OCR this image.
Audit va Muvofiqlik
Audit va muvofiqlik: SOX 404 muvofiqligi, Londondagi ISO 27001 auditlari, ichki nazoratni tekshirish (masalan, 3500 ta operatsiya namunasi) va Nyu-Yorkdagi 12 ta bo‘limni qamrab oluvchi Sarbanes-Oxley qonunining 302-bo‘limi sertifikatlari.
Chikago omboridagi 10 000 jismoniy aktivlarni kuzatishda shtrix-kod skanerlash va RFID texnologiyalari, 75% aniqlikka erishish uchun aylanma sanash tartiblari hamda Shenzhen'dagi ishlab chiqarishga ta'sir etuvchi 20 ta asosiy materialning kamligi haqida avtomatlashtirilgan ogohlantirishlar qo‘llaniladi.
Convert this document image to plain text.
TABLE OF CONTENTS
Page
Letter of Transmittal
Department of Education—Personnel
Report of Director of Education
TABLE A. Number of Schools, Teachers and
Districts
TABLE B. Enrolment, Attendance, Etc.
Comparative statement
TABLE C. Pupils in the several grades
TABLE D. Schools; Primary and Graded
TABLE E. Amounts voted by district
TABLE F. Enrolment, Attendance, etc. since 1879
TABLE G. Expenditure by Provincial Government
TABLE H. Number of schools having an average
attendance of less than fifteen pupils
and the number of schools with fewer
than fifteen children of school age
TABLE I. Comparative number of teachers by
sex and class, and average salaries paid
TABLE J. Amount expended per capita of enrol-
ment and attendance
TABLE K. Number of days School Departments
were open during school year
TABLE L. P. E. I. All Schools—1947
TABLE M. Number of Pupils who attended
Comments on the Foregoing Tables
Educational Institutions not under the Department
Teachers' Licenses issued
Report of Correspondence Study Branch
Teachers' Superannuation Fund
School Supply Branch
==
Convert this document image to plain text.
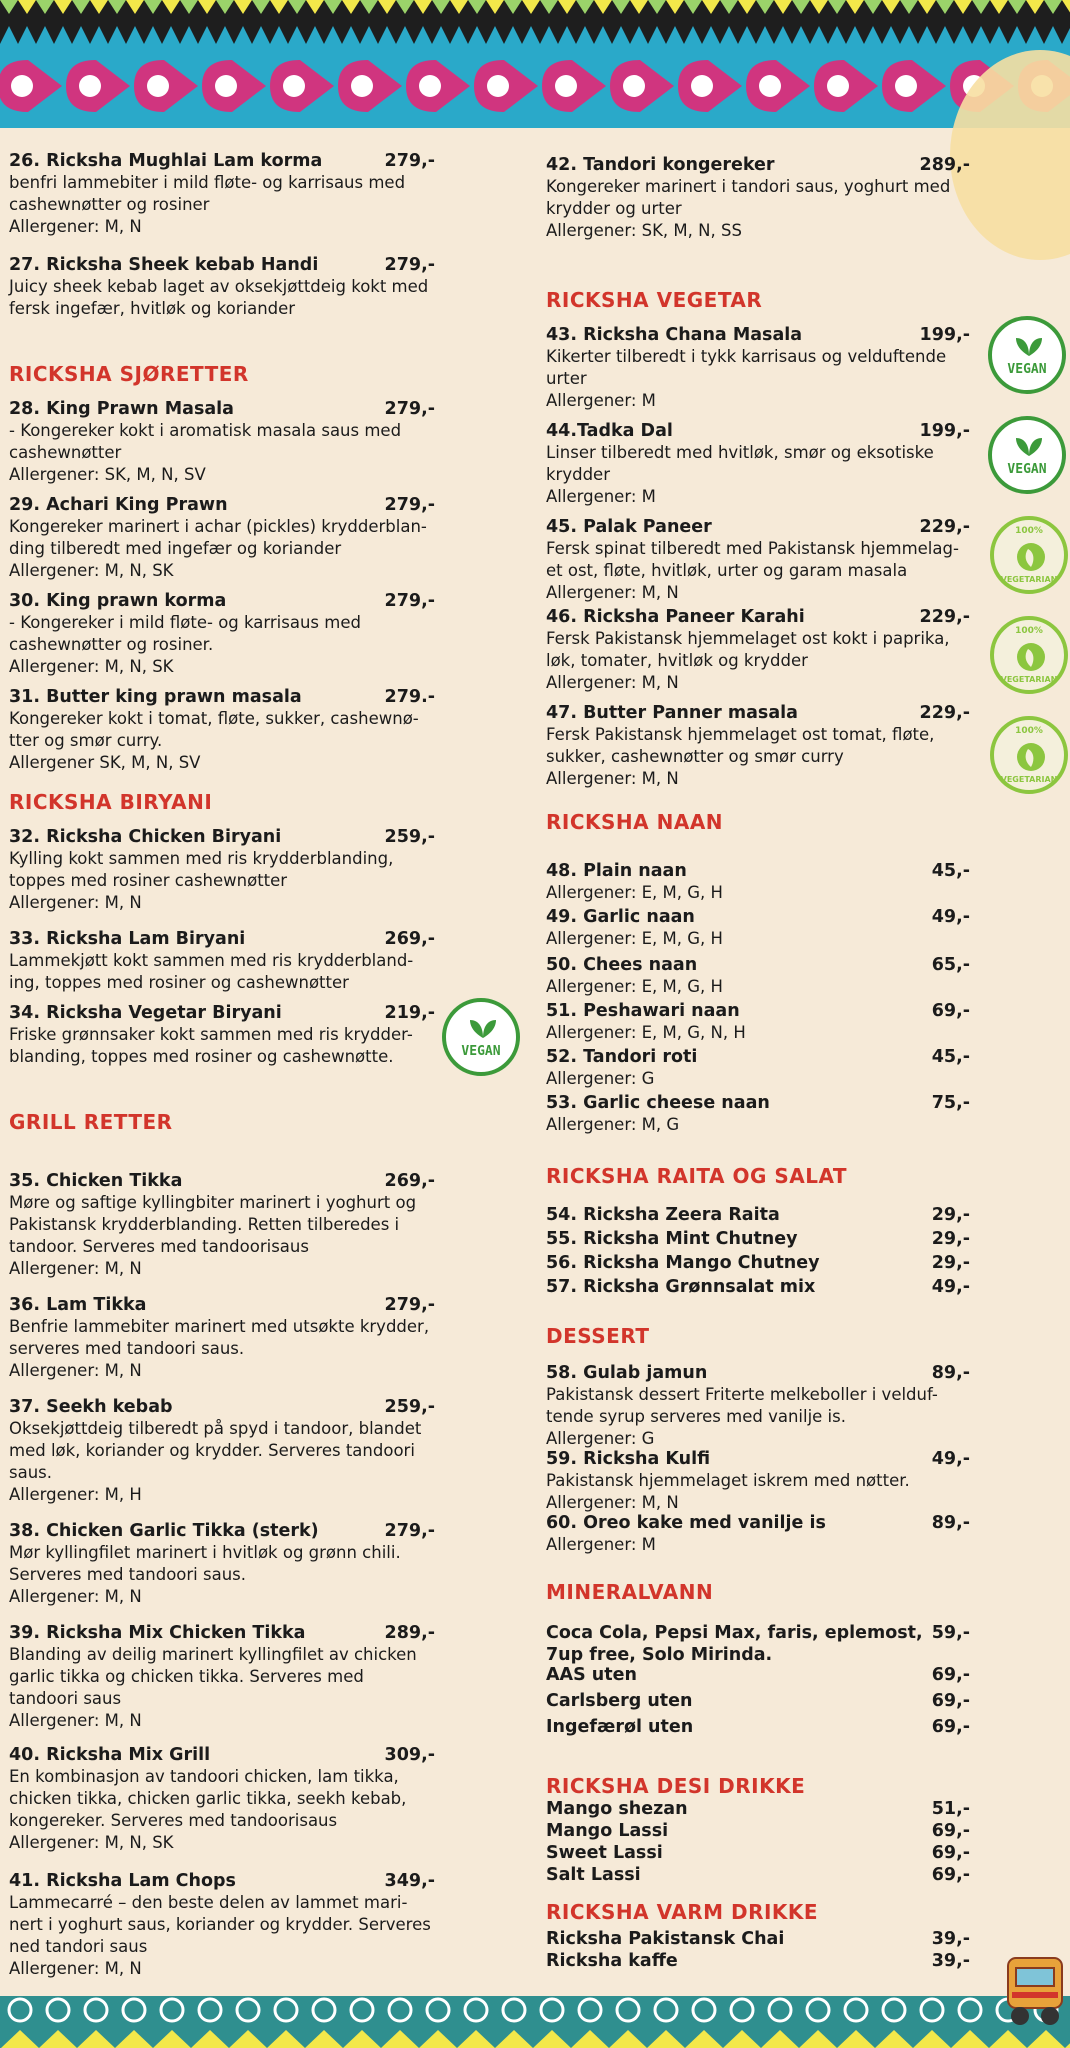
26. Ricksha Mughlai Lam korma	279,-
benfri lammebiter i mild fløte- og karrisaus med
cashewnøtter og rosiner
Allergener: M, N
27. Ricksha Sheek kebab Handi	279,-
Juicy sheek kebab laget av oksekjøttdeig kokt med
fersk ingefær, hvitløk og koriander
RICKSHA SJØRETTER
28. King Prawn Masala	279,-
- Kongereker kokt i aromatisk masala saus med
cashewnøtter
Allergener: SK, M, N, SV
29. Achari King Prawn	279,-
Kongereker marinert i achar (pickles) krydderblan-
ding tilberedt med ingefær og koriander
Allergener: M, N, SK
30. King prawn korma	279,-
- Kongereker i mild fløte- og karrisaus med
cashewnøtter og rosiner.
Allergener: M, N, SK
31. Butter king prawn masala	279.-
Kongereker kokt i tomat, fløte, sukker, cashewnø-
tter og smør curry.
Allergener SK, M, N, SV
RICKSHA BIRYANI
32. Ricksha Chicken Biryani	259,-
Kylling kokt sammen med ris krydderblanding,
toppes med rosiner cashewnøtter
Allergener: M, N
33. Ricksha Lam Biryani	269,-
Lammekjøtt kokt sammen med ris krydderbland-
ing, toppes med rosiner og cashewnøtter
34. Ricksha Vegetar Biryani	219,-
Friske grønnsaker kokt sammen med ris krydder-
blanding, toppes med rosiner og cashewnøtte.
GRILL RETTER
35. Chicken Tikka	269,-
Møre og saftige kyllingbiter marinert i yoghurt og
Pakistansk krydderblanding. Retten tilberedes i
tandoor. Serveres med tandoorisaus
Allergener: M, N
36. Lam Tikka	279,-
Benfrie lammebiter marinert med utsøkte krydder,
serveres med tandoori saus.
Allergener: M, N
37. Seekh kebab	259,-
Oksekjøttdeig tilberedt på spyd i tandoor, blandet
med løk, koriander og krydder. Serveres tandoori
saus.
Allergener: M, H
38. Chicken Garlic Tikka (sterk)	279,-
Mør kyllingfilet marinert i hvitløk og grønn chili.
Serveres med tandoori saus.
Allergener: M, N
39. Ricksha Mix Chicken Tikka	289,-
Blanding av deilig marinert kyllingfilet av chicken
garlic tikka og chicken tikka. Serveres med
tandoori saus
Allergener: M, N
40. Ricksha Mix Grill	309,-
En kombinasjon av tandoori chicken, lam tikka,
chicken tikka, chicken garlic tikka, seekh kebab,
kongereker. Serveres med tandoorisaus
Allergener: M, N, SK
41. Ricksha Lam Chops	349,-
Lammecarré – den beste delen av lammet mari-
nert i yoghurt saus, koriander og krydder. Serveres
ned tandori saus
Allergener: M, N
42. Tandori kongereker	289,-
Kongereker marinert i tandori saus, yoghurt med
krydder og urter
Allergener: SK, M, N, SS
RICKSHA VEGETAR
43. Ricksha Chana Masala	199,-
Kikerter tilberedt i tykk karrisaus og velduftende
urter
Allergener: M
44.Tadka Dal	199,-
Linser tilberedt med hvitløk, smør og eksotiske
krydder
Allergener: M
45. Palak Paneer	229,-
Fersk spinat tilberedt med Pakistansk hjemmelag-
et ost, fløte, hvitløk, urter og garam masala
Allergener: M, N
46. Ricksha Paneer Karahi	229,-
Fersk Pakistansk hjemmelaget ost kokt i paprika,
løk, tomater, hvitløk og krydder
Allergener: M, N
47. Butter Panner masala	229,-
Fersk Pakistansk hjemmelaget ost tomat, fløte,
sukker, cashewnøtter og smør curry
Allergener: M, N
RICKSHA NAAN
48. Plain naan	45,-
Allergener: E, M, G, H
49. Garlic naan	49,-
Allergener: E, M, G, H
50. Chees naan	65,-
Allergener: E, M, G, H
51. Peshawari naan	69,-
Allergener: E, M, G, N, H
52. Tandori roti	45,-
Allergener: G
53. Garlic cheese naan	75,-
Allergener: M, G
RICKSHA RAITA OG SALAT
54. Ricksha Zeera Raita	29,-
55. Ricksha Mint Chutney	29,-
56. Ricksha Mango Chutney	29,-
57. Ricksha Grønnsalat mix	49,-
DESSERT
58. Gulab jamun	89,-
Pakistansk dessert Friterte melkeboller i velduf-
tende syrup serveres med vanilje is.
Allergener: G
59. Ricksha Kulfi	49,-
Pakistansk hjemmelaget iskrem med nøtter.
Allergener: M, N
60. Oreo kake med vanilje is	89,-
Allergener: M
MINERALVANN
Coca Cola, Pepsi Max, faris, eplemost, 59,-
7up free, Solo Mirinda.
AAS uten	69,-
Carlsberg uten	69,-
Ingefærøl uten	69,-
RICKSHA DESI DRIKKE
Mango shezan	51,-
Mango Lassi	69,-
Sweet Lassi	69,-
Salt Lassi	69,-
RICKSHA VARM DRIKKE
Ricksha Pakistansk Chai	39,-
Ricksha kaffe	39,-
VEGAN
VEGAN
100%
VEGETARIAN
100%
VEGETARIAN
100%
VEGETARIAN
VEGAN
* * *
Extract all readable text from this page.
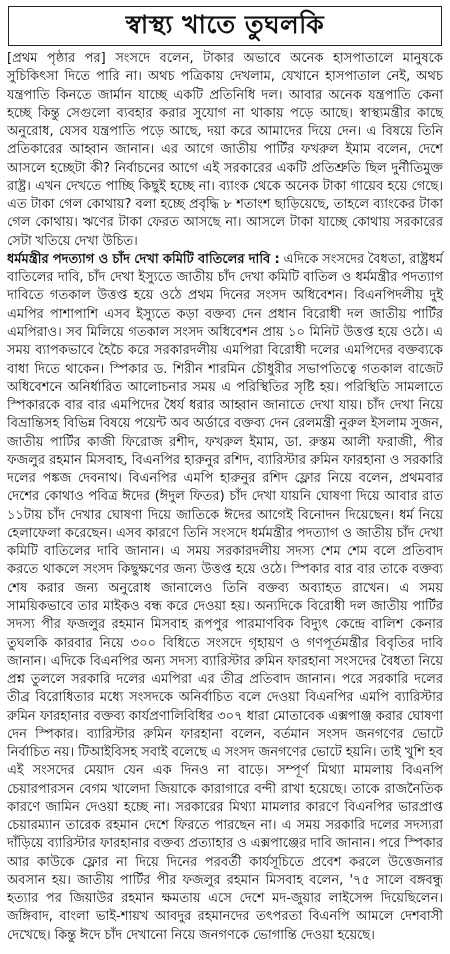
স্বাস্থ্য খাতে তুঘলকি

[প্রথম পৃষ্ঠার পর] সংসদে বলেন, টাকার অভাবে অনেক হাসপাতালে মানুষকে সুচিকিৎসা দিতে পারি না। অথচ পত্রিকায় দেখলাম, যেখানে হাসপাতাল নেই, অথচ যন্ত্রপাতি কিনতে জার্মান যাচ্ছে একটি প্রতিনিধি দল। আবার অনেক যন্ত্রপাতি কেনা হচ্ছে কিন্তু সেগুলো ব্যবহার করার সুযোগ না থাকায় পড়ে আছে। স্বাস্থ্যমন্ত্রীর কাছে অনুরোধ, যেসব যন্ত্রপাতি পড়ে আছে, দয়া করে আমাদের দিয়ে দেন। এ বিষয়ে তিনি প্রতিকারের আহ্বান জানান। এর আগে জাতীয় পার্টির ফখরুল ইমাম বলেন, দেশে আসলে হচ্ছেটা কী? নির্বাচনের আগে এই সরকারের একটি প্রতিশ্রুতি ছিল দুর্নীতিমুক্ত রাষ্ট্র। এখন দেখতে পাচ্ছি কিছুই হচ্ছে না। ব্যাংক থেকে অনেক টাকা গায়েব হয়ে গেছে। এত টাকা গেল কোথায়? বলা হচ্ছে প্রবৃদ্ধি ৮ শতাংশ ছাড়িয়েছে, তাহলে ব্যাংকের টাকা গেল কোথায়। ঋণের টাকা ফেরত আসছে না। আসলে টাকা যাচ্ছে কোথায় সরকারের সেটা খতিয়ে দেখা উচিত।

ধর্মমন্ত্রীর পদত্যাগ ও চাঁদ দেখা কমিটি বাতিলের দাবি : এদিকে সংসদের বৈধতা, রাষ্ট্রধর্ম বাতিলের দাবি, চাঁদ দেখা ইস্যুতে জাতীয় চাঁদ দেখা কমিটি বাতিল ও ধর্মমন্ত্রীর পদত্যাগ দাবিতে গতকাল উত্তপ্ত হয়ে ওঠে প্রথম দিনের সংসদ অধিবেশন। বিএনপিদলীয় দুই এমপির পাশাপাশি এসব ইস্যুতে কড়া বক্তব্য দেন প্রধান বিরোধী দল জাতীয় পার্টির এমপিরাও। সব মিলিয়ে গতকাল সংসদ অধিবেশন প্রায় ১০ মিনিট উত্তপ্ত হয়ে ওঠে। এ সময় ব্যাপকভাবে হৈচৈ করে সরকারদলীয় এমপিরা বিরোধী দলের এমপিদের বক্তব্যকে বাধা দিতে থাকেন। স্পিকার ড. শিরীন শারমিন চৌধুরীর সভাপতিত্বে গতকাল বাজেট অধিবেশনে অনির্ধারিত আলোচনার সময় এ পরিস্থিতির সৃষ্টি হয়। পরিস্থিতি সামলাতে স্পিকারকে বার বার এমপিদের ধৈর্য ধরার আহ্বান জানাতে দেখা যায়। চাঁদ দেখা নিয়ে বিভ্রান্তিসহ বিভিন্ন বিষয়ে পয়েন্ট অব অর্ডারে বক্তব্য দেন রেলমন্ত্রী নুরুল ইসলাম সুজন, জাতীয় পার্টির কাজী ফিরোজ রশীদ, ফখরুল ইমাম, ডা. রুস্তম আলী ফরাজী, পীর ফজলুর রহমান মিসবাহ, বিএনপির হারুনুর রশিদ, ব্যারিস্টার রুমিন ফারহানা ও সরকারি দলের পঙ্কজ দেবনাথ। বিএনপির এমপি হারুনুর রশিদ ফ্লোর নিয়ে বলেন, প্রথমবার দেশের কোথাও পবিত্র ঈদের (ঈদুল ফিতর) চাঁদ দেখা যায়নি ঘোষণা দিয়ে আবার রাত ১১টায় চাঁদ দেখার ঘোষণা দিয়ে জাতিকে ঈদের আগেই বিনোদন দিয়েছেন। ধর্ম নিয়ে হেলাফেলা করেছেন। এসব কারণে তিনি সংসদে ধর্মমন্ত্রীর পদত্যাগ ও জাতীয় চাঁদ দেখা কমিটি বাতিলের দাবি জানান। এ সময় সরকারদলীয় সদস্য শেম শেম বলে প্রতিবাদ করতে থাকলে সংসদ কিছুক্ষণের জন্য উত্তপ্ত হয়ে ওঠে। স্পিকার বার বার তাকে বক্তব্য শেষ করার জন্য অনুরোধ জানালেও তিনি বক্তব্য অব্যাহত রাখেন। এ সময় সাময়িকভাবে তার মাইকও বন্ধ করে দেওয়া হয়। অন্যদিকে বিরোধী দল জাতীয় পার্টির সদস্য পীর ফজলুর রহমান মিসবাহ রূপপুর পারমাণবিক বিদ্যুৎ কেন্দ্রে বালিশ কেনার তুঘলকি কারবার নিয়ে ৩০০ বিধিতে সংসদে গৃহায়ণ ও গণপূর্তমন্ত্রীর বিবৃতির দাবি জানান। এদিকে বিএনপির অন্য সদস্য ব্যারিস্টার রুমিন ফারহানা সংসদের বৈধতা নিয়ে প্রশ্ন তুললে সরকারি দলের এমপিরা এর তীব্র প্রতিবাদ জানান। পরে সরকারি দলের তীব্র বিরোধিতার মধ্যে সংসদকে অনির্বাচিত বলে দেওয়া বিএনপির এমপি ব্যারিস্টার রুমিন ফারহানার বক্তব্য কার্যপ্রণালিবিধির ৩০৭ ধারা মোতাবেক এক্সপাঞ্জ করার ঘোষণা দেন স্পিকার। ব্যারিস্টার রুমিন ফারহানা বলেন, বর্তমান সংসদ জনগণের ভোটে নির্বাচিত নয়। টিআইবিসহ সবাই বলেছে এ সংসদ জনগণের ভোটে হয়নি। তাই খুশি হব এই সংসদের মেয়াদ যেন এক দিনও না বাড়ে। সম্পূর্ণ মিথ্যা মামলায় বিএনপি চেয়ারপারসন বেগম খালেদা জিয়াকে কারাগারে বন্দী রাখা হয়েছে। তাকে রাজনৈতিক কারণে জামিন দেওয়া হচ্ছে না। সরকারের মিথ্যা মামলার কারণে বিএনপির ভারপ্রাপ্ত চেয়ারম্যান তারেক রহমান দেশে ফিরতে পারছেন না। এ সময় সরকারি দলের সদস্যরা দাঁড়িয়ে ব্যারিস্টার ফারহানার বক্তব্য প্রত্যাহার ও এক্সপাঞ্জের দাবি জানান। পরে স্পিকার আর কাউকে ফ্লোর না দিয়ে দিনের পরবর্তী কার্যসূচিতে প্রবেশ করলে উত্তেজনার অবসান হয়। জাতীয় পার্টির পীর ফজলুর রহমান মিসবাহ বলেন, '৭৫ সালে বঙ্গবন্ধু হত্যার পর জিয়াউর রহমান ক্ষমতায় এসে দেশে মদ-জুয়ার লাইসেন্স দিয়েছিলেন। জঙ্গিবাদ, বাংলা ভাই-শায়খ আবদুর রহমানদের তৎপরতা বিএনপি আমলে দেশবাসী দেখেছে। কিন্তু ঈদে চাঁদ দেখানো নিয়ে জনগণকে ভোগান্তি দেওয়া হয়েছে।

Goal >> Copy every line of the entries above in which "this" occurs.

Output of the task >>
OCR this image.
Convert this document image to plain text.
Convert this document image to plain text.
Extract all readable text from this page.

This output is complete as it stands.